== Fragmento del documento ==
►
«Quizás sea el momento de divorciarnos»
En una reciente comida familiar, mi madre nos contaba algo sucedido durante el día que le había llamado la atención. Mi padre la miraba con los ojos muy abiertos y cada cierto tiempo decía «ajá», asintiendo con la cabeza. En un momento dado –para asombro de todos nosotros– mi madre intercaló en su relato, sin cambio alguno de tono o expresión, algo que no venía a cuento y que más o menos sonaba así: «Pues nada, querido, ahora que están aquí los chicos aprovechamos para explicarles lo del asunto de nuestro divorcio». Mi padre, sin retirar la mirada y con los mismos ojos abiertos, acompañó en esta ocasión el «ajá» de una sonrisa.
Obviamente, mi padre -del que debo aclarar que adora a mi madre- no tenía ni idea de lo que esta le estaba contando y simplemente ponía su «cara de escucha» mientras su mente vagaba por otros terrenos más motivantes como, pongamos, valorar los efectos del virus FIFA en su equipo del alma que esa tarde tenía una contienda complicada.
Esta anécdota es un caso extremo (aunque yo diría que bastante habitual en algunas relaciones de pareja), pero pone de manifiesto cómo la escucha activa requiere un esfuerzo de atención en nuestro interlocutor que a veces no estamos dispuestos a hacer o, al menos, no del todo. Y, sin ese esfuerzo, el resultado es que oímos hablar como quien oye caer la lluvia: algo parecido a un murmullo de fondo.
El arte de la escucha consciente
En un mundo saturado de estímulos –cláxones, conversaciones a medias, la sirena de una ambulancia, el golpeteo de las obras en la calzada o el murmullo de la multitud– nos acostumbramos a oír sin escuchar. Oír es un acto pasivo. Escuchar, en cambio, exige atención, intención y sensibilidad para ir más allá de las palabras y captar también lo que no se dice, ya sea un gesto, una pausa o un tono vacilante.
La importancia de lo que no se dice
Tenemos un refrán que lo describe estupendamente: «A buen entendedor pocas palabras bastan». La comunicación humana no se limita al significado literal de las palabras. Los silencios, la prosodia y el lenguaje corporal aportan matices que pueden reforzar e incluso contradecir un mensaje verbal. De hecho, se estima que la comunicación no verbal impacta hasta cinco veces más que la verbal en la comprensión global de un mensaje.
◄
== Entradas tomadas de una colección ==
►
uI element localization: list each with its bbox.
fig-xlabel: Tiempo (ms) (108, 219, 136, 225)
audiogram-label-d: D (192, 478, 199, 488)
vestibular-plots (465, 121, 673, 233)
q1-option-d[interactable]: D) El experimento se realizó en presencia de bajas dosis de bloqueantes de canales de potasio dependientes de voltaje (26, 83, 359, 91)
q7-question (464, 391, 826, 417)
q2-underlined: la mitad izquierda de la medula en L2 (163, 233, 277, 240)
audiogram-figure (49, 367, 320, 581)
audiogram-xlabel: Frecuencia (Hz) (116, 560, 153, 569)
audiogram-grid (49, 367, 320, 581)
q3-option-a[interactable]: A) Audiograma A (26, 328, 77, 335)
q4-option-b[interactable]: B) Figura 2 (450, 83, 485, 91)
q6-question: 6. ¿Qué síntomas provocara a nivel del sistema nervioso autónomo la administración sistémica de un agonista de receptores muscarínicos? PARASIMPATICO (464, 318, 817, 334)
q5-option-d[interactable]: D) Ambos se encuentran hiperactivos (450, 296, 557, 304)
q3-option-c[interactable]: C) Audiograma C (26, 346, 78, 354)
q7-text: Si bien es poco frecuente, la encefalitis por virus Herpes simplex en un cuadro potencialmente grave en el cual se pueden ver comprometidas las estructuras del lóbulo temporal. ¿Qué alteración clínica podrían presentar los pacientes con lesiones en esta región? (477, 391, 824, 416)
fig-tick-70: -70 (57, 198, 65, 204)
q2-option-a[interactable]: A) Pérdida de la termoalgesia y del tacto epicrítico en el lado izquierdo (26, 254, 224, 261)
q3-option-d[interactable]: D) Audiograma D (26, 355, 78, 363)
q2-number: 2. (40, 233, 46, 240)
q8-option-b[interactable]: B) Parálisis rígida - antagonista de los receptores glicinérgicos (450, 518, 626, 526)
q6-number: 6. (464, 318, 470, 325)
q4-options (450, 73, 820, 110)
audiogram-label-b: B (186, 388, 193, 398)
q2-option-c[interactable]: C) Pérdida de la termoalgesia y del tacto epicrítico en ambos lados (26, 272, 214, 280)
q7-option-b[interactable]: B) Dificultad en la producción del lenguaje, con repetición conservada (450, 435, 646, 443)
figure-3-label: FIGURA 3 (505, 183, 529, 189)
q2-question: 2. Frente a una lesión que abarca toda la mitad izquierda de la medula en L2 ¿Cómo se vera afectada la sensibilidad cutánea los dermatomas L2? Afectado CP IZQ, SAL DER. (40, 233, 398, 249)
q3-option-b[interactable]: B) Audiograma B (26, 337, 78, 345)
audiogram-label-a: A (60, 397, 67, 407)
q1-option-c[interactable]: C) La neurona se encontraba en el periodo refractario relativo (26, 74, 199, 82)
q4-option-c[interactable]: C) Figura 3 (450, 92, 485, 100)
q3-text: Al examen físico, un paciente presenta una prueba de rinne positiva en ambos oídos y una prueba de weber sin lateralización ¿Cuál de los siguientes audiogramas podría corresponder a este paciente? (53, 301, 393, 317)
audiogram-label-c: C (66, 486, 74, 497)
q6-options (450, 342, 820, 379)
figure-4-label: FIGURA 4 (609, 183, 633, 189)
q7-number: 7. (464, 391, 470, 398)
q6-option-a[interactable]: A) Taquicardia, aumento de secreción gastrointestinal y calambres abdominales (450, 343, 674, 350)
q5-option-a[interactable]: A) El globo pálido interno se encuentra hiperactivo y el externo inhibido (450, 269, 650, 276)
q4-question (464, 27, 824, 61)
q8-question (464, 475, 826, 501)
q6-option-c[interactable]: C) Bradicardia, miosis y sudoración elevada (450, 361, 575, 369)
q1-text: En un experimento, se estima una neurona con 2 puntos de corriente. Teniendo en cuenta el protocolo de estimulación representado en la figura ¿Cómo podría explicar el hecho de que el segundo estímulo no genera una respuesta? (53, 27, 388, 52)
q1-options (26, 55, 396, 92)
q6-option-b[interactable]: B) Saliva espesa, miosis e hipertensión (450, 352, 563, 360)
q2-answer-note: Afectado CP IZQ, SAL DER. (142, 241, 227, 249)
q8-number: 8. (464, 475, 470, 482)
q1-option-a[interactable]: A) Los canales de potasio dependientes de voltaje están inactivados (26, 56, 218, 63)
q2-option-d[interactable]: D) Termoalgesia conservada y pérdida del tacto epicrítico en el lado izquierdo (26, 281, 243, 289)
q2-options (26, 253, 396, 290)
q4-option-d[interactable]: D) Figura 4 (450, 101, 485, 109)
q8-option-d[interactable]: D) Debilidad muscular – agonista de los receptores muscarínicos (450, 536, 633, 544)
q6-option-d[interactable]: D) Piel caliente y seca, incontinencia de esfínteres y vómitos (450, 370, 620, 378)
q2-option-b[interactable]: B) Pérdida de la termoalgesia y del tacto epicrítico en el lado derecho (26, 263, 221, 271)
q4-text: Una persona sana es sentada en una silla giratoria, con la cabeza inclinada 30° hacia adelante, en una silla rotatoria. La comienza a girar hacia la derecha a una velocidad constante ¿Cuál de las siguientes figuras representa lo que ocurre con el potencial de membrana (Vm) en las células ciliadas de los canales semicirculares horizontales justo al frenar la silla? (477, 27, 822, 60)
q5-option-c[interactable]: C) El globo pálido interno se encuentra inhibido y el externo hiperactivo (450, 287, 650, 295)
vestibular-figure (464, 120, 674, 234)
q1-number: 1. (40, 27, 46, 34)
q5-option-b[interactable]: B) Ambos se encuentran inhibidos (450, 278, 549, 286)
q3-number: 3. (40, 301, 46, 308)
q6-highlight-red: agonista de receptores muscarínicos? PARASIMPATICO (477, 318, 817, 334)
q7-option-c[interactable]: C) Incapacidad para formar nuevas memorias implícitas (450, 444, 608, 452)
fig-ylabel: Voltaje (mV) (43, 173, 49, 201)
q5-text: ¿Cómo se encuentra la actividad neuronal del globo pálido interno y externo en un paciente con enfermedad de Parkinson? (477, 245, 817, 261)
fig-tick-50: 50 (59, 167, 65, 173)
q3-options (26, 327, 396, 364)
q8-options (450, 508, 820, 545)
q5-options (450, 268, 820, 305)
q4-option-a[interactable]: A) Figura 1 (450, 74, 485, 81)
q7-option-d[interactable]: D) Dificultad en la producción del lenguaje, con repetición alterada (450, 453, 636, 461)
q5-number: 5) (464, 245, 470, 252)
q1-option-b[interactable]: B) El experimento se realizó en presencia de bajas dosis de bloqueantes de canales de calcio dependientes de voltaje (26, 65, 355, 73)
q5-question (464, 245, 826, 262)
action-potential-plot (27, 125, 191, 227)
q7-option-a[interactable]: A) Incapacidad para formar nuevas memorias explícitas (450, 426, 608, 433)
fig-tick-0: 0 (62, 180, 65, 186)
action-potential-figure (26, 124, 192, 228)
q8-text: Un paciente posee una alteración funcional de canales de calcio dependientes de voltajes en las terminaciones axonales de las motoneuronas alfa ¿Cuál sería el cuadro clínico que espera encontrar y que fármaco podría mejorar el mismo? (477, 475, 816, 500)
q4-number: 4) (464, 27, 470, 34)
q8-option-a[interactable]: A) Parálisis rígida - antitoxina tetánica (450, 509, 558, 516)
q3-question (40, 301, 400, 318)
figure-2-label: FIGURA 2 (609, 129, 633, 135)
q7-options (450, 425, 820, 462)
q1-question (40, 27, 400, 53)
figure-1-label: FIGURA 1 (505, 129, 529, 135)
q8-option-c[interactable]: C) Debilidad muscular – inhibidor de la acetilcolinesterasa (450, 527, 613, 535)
◄
== Objetivo del ejercicio ==
Reescribe el fragmento del texto sobre la escucha comprendido entre "El arte de la" y "un tono vacilante.", ambos incluidos, cambiando "sensibilidad" por "empatía".

== Respuesta ==
El arte de la escucha consciente
En un mundo saturado de estímulos –cláxones, conversaciones a medias, la sirena de una ambulancia, el golpeteo de las obras en la calzada o el murmullo de la multitud– nos acostumbramos a oír sin escuchar. Oír es un acto pasivo. Escuchar, en cambio, exige atención, intención y empatía para ir más allá de las palabras y captar también lo que no se dice, ya sea un gesto, una pausa o un tono vacilante.